DATA:
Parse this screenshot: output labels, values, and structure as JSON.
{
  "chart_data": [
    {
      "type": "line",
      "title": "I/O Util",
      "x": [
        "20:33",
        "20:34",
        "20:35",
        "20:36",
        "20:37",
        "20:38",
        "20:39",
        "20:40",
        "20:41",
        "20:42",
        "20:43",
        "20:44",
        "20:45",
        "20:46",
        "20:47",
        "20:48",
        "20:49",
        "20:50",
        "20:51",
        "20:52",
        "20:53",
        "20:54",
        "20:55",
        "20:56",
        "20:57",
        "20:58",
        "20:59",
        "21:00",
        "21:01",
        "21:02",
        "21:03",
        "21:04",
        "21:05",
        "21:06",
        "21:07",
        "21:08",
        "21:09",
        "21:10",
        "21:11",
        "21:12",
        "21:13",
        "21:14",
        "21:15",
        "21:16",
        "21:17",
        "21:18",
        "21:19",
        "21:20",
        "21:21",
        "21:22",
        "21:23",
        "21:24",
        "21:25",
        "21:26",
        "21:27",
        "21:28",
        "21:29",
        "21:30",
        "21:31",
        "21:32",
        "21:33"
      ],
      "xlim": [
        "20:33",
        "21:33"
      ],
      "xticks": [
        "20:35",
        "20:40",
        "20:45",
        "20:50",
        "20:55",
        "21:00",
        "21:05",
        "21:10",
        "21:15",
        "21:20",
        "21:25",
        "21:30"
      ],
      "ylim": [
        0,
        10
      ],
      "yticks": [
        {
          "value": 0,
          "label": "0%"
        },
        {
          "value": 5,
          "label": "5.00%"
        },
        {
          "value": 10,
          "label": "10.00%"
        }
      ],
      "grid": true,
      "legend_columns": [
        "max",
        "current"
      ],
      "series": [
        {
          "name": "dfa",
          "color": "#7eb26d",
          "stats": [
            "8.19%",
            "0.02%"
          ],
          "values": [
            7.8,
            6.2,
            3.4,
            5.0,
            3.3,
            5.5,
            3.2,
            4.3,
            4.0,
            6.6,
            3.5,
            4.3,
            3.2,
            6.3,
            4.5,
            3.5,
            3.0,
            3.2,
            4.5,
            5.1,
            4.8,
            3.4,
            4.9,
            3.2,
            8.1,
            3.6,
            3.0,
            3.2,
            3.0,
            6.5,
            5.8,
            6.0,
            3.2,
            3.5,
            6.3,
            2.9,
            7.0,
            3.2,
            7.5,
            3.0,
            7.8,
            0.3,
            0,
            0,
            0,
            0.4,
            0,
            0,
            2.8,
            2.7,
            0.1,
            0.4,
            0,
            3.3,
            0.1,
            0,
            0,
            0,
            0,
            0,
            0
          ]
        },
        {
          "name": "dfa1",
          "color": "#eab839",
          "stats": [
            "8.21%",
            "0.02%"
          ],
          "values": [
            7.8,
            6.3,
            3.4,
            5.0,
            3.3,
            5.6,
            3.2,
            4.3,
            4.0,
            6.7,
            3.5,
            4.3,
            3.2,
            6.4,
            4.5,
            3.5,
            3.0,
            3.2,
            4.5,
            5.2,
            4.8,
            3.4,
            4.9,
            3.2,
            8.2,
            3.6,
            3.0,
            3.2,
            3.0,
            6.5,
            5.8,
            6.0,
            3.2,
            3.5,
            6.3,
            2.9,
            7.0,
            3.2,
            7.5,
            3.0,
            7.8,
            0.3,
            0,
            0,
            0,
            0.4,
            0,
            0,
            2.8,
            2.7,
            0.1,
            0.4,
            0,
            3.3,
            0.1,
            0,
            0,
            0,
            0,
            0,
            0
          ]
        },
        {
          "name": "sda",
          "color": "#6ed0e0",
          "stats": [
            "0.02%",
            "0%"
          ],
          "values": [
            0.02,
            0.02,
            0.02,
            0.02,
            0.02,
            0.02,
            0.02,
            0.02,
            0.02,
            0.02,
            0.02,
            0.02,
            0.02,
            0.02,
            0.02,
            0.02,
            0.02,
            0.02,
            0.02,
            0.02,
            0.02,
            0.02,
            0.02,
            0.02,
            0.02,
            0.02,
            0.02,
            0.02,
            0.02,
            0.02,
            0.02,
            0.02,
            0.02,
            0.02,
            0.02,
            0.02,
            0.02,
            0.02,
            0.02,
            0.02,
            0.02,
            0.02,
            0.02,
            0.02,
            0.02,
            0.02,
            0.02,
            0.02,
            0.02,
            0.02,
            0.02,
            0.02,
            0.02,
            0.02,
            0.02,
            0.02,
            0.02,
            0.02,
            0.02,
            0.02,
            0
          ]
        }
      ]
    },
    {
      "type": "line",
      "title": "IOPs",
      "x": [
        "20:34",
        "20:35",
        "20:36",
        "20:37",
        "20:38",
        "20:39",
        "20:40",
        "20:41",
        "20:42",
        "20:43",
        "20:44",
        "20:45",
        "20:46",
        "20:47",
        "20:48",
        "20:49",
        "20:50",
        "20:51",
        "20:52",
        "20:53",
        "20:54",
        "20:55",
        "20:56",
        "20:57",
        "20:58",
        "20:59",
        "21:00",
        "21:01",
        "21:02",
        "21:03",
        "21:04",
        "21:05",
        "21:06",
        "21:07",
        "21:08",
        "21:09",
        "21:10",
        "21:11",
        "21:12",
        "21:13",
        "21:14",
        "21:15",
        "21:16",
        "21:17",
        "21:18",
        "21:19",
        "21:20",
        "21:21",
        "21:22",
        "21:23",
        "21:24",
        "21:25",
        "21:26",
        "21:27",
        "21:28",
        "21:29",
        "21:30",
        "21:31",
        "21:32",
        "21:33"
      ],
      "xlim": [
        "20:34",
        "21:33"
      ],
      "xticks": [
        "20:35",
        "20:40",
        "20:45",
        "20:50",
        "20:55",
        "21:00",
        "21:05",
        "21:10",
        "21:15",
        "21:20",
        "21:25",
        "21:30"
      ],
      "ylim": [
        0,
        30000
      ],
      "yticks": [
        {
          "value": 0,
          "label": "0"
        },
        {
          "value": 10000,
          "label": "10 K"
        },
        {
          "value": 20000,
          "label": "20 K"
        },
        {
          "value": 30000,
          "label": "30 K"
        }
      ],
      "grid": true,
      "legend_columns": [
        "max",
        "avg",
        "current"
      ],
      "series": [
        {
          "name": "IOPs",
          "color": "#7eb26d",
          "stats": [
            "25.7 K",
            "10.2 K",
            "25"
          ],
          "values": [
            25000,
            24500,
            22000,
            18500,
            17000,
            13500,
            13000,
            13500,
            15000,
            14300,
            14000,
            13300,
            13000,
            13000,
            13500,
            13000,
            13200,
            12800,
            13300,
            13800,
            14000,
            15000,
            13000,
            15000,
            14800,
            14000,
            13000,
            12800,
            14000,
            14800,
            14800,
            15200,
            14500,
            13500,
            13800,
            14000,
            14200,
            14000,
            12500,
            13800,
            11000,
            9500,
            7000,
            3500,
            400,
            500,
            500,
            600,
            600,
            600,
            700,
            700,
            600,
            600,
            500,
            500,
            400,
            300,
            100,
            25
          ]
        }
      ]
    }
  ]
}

EXERCISE OBJECTIVE: Show each line in the entries that holds the string "name".

CORRECT RESULT:
          "name": "dfa",
          "name": "dfa1",
          "name": "sda",
          "name": "IOPs",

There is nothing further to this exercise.